--- Start ---

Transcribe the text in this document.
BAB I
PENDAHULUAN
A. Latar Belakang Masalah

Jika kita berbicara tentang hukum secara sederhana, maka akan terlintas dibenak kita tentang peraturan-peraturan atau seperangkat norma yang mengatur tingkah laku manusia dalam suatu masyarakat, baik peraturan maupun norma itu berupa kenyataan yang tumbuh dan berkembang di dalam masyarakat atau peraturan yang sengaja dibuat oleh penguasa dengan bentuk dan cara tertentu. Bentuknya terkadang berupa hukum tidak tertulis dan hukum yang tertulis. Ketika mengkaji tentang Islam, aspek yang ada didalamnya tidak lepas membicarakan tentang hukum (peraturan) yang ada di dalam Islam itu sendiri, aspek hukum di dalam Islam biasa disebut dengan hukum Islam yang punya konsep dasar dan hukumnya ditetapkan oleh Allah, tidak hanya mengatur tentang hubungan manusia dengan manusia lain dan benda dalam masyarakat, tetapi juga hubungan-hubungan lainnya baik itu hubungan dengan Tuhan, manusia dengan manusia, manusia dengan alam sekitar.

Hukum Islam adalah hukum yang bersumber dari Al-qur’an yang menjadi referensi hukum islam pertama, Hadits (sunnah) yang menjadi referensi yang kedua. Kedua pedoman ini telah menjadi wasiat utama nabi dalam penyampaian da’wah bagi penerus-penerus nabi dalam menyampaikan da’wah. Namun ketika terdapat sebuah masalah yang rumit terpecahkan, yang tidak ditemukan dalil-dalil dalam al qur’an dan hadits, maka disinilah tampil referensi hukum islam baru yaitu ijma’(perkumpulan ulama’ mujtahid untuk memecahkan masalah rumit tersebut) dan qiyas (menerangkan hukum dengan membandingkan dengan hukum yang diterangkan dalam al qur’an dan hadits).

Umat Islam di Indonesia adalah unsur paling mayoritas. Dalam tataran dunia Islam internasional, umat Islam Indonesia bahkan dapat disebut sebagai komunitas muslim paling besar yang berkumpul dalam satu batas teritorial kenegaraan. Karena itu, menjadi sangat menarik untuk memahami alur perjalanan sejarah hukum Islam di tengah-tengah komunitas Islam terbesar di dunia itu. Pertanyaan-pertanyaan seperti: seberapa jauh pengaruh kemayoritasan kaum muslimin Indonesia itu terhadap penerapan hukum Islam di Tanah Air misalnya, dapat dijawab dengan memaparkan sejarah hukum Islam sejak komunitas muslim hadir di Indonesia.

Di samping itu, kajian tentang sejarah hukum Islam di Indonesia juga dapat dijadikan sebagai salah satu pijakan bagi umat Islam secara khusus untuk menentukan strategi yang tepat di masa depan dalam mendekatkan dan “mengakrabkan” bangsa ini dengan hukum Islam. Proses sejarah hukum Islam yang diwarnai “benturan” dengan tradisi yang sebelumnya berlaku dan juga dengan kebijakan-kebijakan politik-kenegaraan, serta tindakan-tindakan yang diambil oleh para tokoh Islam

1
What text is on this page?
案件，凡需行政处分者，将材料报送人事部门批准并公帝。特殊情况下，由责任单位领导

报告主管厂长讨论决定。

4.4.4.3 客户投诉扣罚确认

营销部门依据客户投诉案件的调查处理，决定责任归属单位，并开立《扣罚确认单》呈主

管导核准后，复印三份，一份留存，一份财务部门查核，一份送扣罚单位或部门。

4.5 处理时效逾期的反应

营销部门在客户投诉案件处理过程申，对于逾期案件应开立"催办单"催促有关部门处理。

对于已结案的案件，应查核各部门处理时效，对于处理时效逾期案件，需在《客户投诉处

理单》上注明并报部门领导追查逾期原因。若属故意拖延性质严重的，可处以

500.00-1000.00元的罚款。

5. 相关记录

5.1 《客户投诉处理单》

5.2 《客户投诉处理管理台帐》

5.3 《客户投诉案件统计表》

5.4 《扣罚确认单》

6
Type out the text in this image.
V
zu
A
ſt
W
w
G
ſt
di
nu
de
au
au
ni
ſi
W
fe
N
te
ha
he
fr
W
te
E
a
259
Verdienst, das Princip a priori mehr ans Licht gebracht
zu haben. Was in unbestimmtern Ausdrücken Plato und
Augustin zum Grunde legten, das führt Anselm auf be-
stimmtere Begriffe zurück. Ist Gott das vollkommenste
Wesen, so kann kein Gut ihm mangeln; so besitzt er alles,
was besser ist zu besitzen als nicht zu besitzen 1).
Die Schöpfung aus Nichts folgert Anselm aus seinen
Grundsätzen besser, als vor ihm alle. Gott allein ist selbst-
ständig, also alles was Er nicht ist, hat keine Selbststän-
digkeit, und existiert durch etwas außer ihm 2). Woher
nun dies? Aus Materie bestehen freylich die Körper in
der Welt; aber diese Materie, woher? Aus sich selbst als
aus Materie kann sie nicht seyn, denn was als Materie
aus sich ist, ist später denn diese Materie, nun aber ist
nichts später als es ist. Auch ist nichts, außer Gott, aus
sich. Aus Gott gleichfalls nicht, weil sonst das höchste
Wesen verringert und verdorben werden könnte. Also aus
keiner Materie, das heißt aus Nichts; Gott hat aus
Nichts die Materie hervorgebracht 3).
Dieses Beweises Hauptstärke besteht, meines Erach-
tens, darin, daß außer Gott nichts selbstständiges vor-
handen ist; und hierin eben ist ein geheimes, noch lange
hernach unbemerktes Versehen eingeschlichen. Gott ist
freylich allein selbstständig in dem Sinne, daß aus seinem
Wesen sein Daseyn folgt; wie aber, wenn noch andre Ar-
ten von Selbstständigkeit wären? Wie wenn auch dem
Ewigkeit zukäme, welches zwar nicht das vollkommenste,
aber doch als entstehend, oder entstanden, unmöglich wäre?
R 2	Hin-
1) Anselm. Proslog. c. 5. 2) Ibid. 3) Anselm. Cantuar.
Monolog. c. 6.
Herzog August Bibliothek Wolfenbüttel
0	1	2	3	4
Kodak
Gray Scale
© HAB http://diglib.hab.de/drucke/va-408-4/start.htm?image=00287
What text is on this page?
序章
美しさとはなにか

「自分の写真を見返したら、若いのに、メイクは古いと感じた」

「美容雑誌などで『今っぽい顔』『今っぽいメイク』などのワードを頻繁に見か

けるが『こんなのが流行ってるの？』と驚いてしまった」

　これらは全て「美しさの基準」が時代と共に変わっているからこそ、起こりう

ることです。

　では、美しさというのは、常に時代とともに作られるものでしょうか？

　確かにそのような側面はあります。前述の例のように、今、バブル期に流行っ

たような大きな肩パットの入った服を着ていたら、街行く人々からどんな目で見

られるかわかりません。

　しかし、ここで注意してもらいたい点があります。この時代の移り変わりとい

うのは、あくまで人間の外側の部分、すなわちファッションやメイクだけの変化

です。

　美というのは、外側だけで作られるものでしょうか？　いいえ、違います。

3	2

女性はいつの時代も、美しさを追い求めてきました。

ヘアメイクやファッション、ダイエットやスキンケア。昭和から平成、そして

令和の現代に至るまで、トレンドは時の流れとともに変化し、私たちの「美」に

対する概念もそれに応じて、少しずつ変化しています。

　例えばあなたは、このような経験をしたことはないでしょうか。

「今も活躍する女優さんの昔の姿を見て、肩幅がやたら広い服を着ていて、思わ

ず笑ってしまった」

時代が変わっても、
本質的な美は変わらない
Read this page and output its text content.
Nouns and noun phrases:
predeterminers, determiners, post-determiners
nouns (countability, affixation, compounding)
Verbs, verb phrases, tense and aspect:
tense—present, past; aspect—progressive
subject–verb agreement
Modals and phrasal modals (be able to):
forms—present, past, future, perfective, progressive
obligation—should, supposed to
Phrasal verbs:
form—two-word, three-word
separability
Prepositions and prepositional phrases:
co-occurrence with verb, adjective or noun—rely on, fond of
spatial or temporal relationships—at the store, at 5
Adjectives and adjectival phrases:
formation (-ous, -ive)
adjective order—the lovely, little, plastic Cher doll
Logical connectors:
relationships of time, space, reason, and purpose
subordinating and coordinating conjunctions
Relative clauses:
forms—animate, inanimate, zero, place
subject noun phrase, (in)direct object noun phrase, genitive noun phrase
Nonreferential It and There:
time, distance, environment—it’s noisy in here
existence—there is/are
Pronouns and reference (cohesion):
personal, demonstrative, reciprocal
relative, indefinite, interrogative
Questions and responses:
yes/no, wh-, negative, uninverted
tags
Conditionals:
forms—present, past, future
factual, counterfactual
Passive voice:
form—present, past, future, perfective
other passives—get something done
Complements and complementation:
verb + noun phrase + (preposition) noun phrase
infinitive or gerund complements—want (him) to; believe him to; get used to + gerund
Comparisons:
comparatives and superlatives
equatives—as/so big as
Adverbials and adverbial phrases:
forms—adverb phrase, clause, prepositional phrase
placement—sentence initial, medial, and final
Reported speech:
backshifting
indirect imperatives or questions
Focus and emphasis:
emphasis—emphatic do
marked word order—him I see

--- End ---

Exactly how many lines of the listing above contain the string "später"? Give no more than the number.

2